[REQUIRED WORK]
In the material below, find how many lines contain the string "shirt". Write only that number.

[THE INPUT]
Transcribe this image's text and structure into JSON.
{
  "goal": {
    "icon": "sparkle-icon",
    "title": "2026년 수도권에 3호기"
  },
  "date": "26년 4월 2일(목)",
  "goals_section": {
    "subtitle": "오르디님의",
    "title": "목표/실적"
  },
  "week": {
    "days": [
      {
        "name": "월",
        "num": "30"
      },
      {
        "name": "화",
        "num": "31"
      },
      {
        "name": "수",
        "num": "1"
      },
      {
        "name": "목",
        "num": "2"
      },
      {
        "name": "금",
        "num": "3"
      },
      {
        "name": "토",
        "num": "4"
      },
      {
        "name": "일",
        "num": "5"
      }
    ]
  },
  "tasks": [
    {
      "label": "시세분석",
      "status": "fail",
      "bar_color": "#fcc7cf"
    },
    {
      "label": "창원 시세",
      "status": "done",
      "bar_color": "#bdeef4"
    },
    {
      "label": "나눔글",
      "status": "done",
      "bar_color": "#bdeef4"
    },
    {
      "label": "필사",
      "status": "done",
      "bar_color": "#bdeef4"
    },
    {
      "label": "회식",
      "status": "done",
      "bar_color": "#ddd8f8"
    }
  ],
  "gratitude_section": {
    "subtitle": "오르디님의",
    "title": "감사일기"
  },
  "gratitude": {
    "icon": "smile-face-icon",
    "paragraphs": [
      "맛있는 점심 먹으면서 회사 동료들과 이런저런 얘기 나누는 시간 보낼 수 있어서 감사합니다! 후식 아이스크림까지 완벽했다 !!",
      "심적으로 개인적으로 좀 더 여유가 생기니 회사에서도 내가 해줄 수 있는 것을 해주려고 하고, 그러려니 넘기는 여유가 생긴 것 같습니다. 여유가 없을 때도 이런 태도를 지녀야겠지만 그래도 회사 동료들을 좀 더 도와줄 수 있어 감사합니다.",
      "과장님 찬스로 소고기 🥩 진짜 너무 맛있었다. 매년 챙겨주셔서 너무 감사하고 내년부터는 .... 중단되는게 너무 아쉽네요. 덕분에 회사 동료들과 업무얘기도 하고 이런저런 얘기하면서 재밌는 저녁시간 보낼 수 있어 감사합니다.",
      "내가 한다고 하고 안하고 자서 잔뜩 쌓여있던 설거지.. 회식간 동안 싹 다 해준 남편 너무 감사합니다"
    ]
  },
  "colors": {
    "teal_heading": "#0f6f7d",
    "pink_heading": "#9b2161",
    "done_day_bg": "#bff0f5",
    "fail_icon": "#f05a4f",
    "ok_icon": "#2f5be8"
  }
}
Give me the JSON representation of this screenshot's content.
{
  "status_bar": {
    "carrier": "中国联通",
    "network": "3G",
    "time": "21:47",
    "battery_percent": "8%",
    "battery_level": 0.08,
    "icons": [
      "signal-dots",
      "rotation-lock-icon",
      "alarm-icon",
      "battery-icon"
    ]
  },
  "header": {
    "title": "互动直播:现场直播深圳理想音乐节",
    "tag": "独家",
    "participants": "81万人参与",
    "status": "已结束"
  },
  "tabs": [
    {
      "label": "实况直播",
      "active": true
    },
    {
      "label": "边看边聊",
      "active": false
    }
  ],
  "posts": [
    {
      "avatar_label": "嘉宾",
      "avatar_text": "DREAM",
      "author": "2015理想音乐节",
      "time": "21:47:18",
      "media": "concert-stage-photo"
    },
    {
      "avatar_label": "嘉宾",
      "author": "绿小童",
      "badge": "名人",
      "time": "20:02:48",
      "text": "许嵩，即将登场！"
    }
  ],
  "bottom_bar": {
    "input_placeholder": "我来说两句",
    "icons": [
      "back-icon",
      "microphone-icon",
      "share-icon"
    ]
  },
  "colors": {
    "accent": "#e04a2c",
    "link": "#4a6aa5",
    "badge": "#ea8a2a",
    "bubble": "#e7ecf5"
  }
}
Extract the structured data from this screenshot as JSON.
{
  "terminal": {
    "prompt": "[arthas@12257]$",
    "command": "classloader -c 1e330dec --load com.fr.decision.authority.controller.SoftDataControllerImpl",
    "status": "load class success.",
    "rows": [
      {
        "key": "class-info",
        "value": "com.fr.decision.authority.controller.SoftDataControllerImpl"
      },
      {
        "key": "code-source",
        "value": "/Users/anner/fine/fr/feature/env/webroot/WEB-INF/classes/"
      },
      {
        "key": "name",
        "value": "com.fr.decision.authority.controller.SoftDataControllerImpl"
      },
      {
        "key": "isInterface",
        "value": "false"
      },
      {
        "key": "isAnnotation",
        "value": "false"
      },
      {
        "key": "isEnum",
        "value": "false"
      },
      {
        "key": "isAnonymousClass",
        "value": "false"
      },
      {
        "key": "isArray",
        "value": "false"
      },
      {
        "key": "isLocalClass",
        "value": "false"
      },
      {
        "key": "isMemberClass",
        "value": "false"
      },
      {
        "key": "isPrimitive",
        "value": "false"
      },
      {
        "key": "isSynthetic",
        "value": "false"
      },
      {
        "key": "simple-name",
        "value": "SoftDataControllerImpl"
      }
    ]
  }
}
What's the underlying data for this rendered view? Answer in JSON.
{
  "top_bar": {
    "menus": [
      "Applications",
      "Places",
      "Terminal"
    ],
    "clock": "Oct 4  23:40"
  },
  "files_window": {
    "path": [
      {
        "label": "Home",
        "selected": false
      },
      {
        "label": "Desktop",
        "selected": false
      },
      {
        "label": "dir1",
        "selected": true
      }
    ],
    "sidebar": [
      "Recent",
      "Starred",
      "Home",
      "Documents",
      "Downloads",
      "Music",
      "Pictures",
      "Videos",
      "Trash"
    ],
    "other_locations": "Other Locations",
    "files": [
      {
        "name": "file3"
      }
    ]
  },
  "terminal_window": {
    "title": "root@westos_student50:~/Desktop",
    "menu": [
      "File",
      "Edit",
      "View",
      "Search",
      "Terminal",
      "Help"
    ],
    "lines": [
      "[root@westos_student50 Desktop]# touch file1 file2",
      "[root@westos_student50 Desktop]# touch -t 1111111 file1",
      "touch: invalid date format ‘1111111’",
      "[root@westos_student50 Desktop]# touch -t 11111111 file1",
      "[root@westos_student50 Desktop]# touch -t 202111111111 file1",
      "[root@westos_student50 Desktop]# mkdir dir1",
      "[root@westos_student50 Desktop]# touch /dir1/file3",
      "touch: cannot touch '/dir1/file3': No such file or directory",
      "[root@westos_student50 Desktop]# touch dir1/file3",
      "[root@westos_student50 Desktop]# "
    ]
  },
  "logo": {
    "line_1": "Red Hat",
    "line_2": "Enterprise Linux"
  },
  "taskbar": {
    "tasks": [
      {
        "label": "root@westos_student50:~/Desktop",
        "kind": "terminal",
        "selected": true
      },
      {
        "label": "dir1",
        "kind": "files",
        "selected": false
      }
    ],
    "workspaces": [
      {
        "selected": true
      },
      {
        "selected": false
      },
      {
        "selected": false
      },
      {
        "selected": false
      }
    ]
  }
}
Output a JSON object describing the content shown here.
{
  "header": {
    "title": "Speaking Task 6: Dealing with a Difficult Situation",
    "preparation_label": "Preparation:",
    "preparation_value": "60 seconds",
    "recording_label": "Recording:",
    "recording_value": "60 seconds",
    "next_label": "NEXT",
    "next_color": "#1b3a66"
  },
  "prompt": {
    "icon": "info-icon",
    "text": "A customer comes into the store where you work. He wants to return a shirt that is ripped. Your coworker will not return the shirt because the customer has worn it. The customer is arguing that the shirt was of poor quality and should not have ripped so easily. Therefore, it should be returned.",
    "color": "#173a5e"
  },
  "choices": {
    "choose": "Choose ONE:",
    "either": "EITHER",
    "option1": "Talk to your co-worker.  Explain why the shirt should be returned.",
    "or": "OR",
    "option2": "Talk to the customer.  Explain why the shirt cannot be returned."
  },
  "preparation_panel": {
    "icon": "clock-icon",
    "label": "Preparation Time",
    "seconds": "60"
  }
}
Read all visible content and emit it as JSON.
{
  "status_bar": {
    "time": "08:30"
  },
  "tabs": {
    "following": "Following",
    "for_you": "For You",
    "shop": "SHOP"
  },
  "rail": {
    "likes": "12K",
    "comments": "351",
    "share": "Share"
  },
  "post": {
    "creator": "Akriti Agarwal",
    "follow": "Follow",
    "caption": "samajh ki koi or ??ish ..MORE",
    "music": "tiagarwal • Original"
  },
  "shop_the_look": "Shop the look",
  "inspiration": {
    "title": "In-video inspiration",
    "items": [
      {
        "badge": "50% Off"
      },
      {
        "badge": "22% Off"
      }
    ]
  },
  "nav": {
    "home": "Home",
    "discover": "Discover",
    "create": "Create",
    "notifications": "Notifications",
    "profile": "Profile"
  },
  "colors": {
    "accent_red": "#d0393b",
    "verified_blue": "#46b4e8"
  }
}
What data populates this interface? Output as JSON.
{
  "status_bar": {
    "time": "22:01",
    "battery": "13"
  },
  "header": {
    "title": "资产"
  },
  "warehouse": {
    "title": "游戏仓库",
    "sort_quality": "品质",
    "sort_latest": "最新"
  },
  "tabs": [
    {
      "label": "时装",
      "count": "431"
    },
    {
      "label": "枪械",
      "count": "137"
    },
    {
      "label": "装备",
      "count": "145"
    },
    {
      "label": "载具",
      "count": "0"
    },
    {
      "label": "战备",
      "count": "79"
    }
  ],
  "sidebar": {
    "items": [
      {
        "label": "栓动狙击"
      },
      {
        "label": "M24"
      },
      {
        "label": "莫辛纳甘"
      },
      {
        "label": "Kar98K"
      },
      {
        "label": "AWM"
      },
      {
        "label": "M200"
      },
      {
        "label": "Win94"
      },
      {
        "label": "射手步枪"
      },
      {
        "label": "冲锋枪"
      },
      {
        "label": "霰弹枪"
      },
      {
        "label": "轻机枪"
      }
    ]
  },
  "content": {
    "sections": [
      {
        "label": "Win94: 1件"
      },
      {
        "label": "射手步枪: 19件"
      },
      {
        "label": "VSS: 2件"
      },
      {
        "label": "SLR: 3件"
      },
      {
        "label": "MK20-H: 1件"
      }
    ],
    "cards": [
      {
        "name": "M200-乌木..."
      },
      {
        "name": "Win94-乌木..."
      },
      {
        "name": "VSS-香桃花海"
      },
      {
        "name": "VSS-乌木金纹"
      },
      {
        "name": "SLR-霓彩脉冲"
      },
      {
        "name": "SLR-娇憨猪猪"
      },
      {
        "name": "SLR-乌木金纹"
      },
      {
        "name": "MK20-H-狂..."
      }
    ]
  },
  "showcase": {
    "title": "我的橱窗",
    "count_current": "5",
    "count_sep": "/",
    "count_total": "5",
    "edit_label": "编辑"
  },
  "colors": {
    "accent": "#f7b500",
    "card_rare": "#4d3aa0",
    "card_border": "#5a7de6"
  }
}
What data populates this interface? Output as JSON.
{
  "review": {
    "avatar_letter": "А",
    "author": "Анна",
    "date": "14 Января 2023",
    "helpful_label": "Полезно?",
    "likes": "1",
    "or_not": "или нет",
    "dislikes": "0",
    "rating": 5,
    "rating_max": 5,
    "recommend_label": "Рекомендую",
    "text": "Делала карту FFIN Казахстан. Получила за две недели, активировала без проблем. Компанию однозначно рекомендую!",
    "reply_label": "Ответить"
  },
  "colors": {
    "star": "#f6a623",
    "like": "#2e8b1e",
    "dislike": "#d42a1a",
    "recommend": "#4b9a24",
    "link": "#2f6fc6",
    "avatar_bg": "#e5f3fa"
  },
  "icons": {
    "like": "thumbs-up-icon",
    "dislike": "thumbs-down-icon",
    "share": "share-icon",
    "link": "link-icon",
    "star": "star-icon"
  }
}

[FULL ANSWER]
3